** START OF Records for the exercise **

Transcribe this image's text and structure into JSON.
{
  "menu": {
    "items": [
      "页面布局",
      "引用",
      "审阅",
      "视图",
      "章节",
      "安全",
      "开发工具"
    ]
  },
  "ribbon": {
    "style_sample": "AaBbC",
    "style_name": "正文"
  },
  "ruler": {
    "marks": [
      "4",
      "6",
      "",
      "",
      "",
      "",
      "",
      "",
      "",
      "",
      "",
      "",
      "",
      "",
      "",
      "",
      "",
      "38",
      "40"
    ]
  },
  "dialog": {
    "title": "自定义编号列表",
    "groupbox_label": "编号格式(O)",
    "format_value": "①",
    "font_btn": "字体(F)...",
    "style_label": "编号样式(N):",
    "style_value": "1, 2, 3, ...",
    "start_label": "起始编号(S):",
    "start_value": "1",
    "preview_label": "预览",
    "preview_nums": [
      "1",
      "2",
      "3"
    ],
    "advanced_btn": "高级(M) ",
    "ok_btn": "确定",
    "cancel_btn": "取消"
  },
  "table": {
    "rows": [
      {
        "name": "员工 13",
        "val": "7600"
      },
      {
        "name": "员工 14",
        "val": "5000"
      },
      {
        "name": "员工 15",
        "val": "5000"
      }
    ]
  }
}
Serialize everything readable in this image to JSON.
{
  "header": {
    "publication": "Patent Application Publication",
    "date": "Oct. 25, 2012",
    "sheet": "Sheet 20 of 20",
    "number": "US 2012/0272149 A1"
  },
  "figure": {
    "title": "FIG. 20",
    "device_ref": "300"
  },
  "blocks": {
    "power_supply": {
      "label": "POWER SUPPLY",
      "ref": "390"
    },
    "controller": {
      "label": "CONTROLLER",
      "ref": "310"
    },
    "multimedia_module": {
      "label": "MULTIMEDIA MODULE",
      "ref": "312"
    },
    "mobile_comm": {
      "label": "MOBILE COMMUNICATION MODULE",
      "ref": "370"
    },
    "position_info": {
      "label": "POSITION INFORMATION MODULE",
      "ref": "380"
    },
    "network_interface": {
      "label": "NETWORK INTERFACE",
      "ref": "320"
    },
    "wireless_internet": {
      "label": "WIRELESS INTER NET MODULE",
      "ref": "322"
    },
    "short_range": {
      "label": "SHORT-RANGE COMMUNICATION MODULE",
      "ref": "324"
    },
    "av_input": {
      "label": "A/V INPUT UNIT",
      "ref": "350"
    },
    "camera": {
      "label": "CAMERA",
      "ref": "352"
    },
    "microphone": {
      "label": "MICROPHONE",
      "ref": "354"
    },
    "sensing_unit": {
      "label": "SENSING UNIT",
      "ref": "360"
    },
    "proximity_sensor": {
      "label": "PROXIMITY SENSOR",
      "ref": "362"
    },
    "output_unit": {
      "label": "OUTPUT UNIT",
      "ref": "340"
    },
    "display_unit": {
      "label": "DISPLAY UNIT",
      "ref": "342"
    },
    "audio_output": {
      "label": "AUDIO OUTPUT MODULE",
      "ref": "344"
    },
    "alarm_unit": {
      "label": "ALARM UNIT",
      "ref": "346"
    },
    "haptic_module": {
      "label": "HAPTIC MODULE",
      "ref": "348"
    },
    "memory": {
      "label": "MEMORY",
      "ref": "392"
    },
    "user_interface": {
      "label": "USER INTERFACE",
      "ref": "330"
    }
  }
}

** END OF Records for the exercise **

Prompt:
Find and copy each line above that includes the string "COMMUNICATION".

Final result:
      "label": "MOBILE COMMUNICATION MODULE",
      "label": "SHORT-RANGE COMMUNICATION MODULE",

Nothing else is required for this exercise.